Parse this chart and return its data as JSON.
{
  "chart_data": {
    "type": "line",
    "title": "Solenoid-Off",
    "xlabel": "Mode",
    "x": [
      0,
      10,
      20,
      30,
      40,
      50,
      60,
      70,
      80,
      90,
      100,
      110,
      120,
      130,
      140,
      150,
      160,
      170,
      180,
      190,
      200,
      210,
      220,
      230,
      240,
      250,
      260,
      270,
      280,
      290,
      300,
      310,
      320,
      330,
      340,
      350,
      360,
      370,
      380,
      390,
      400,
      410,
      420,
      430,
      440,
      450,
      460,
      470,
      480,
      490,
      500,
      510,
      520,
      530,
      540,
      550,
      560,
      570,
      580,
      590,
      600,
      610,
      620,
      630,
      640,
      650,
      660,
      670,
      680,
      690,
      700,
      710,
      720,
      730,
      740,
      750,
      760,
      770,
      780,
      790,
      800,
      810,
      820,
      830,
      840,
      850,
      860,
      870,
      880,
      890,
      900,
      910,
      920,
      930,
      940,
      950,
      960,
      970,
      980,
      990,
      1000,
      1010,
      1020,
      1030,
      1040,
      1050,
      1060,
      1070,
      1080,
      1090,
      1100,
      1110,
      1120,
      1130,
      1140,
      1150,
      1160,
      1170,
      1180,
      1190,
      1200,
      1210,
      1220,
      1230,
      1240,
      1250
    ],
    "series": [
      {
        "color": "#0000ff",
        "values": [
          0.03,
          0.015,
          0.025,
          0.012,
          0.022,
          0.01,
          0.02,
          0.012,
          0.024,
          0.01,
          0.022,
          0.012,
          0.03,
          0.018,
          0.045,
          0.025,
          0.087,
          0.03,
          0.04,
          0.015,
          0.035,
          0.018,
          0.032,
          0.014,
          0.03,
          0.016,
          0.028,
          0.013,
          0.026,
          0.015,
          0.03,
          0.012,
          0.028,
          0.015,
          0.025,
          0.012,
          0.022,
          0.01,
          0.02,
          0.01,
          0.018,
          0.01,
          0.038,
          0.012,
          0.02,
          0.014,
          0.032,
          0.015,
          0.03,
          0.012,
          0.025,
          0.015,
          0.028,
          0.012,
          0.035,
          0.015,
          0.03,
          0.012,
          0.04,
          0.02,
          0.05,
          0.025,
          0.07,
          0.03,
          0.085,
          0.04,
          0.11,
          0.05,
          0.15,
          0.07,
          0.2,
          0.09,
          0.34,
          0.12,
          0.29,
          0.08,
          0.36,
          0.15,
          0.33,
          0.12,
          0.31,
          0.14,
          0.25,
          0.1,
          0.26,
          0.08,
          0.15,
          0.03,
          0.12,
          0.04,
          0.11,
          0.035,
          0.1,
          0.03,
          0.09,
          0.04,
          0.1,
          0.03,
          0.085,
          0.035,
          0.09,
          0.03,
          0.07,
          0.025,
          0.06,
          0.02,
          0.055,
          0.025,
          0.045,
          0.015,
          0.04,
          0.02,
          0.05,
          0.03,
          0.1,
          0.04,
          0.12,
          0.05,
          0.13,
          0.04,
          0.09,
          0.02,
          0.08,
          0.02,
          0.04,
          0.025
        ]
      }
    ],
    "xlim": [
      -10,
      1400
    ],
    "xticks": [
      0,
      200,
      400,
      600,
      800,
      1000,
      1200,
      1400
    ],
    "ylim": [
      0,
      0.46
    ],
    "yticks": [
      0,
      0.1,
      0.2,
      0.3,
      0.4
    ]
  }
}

• **Aim of the exercise**
Write the listing out again, exactly as it reads.

• **Response to this exercise**
Parse this chart and return its data as JSON.
{
  "chart_data": {
    "type": "line",
    "title": "Solenoid-Off",
    "xlabel": "Mode",
    "x": [
      0,
      10,
      20,
      30,
      40,
      50,
      60,
      70,
      80,
      90,
      100,
      110,
      120,
      130,
      140,
      150,
      160,
      170,
      180,
      190,
      200,
      210,
      220,
      230,
      240,
      250,
      260,
      270,
      280,
      290,
      300,
      310,
      320,
      330,
      340,
      350,
      360,
      370,
      380,
      390,
      400,
      410,
      420,
      430,
      440,
      450,
      460,
      470,
      480,
      490,
      500,
      510,
      520,
      530,
      540,
      550,
      560,
      570,
      580,
      590,
      600,
      610,
      620,
      630,
      640,
      650,
      660,
      670,
      680,
      690,
      700,
      710,
      720,
      730,
      740,
      750,
      760,
      770,
      780,
      790,
      800,
      810,
      820,
      830,
      840,
      850,
      860,
      870,
      880,
      890,
      900,
      910,
      920,
      930,
      940,
      950,
      960,
      970,
      980,
      990,
      1000,
      1010,
      1020,
      1030,
      1040,
      1050,
      1060,
      1070,
      1080,
      1090,
      1100,
      1110,
      1120,
      1130,
      1140,
      1150,
      1160,
      1170,
      1180,
      1190,
      1200,
      1210,
      1220,
      1230,
      1240,
      1250
    ],
    "series": [
      {
        "color": "#0000ff",
        "values": [
          0.03,
          0.015,
          0.025,
          0.012,
          0.022,
          0.01,
          0.02,
          0.012,
          0.024,
          0.01,
          0.022,
          0.012,
          0.03,
          0.018,
          0.045,
          0.025,
          0.087,
          0.03,
          0.04,
          0.015,
          0.035,
          0.018,
          0.032,
          0.014,
          0.03,
          0.016,
          0.028,
          0.013,
          0.026,
          0.015,
          0.03,
          0.012,
          0.028,
          0.015,
          0.025,
          0.012,
          0.022,
          0.01,
          0.02,
          0.01,
          0.018,
          0.01,
          0.038,
          0.012,
          0.02,
          0.014,
          0.032,
          0.015,
          0.03,
          0.012,
          0.025,
          0.015,
          0.028,
          0.012,
          0.035,
          0.015,
          0.03,
          0.012,
          0.04,
          0.02,
          0.05,
          0.025,
          0.07,
          0.03,
          0.085,
          0.04,
          0.11,
          0.05,
          0.15,
          0.07,
          0.2,
          0.09,
          0.34,
          0.12,
          0.29,
          0.08,
          0.36,
          0.15,
          0.33,
          0.12,
          0.31,
          0.14,
          0.25,
          0.1,
          0.26,
          0.08,
          0.15,
          0.03,
          0.12,
          0.04,
          0.11,
          0.035,
          0.1,
          0.03,
          0.09,
          0.04,
          0.1,
          0.03,
          0.085,
          0.035,
          0.09,
          0.03,
          0.07,
          0.025,
          0.06,
          0.02,
          0.055,
          0.025,
          0.045,
          0.015,
          0.04,
          0.02,
          0.05,
          0.03,
          0.1,
          0.04,
          0.12,
          0.05,
          0.13,
          0.04,
          0.09,
          0.02,
          0.08,
          0.02,
          0.04,
          0.025
        ]
      }
    ],
    "xlim": [
      -10,
      1400
    ],
    "xticks": [
      0,
      200,
      400,
      600,
      800,
      1000,
      1200,
      1400
    ],
    "ylim": [
      0,
      0.46
    ],
    "yticks": [
      0,
      0.1,
      0.2,
      0.3,
      0.4
    ]
  }
}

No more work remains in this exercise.